▶ _GIVEN PROBLEM_
In the text on the Token and Tokens classes, what does the partition method take as its argument?

==== READING TEXT ====

One sees that split will return a list of strings, each of them being the sub-strings of the initial one once the spaces are removed, whereas partition separates the initial string in three parts, with the intermediary one being the first of the string it founds during its execution.

It would be handy to use split and/or partition to generate some tokens from a string. Nevertheless, it is not obvious how to deal with the outcome of these methods, and still to be able to add attributes to them and to keep these extra attributes for later processes. That is why we disallow these basic methods in the Token class and replace them by more usefull behaviors. Since one is interested in generating sub-strings, one proproses to capture all the sub-strings into an other class, that is called Tokens.

One can basically think of Tokens instance as a list of Token objects. It has len and its list representation allows to print every Token elements it has. One generates a Tokens instance by passing a Token one through the split or partition methods. Nevertheless, these methods now takes either a list of (start,stop) tuples (for split) or a single tuple start,stop (for partition).

tokens = token.partition(6,7)
print(len(tokens))
list(tokens)
3
[Token('really', [(2,8)]), Token(' ', [(8,9)]), Token('simple', [(9,15)])]
tokens = token.split([range(6,7),])
print(len(tokens))
list(tokens)

==== RAW RECORDS ====

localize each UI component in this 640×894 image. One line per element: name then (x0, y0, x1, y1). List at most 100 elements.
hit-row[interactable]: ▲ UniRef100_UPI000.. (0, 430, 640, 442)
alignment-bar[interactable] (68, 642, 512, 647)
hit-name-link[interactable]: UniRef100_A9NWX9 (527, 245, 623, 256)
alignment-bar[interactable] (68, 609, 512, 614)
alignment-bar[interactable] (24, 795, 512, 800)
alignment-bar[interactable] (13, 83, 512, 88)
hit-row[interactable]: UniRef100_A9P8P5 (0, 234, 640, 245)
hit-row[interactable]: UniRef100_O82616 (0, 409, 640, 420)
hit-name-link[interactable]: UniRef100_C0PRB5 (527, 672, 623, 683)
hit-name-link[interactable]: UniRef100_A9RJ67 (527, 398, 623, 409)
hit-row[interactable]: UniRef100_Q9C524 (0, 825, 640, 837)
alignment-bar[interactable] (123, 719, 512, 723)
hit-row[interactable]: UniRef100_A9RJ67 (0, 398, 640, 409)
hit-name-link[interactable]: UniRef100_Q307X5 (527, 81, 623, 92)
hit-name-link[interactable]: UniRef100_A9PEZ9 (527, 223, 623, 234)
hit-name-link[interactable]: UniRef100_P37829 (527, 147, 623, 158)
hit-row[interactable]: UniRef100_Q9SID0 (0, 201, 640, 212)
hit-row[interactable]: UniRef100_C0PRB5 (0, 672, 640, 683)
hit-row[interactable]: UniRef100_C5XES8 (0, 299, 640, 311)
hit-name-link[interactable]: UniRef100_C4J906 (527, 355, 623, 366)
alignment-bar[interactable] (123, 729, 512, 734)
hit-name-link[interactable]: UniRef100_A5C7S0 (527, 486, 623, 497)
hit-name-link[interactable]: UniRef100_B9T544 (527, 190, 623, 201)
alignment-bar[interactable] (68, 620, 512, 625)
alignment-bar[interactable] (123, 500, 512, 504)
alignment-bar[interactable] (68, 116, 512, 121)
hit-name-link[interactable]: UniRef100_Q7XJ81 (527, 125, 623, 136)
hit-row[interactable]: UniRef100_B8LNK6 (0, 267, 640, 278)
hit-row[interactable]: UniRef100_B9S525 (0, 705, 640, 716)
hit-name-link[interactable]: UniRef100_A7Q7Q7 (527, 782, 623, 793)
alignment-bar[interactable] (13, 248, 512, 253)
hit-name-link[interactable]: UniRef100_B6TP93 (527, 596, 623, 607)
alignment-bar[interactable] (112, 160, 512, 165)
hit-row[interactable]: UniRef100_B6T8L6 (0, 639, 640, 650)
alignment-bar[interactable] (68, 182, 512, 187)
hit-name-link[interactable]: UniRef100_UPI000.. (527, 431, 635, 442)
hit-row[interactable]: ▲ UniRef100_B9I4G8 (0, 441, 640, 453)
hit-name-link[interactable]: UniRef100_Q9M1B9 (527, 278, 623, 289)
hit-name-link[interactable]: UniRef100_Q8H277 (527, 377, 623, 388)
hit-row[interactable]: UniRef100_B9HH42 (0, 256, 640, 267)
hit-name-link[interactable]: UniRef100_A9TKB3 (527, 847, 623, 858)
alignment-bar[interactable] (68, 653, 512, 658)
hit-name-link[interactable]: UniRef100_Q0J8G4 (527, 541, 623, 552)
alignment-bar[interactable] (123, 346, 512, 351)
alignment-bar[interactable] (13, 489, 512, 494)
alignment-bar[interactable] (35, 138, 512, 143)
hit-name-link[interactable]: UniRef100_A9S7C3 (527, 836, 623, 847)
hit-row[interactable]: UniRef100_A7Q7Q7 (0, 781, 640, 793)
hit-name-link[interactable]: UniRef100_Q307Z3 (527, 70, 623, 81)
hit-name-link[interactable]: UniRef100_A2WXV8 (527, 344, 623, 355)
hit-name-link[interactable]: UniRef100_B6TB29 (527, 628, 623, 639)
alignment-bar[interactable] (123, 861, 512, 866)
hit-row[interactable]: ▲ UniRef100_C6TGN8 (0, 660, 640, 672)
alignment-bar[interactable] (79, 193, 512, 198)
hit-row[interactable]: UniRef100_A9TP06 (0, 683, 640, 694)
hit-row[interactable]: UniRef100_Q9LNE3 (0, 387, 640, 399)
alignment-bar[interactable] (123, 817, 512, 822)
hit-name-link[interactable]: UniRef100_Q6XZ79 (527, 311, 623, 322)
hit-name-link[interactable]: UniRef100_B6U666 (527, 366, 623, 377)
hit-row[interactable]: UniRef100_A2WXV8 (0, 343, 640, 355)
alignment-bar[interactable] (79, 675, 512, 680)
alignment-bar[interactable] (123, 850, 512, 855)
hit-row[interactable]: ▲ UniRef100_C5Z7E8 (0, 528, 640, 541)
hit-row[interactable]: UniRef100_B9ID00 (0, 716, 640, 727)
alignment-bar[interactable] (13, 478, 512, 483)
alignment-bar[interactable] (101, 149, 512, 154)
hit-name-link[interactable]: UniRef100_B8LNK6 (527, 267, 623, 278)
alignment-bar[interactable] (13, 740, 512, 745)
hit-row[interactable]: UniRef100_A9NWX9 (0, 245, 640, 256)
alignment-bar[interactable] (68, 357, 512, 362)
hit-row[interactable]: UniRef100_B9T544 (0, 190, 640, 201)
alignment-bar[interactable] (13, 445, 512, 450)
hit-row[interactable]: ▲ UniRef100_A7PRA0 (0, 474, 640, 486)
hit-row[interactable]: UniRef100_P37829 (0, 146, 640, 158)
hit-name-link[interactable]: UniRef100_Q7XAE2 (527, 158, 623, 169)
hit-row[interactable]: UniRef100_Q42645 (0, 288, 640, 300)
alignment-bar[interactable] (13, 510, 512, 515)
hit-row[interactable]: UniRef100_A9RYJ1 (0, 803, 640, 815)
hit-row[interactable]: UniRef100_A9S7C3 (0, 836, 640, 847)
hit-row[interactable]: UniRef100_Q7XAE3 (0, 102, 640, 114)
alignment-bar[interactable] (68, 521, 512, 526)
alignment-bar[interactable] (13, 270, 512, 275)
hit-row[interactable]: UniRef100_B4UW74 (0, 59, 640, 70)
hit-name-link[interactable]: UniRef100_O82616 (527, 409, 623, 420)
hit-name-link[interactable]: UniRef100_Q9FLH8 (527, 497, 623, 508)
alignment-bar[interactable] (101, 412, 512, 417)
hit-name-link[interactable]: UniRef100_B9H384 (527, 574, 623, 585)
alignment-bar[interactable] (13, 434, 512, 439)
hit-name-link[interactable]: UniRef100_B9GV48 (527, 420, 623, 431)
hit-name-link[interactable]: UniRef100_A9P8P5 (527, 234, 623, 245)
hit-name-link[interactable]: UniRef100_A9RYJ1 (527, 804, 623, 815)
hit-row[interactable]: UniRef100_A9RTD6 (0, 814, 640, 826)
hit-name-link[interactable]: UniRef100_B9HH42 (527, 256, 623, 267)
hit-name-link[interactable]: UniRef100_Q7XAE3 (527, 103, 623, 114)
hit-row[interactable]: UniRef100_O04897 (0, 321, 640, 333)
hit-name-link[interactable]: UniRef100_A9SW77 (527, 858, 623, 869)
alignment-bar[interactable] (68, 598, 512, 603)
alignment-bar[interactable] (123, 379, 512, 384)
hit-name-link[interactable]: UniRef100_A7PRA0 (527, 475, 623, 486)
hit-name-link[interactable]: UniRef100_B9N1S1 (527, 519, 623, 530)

====

▶ _WRITTEN ANSWER_
A single start,stop tuple.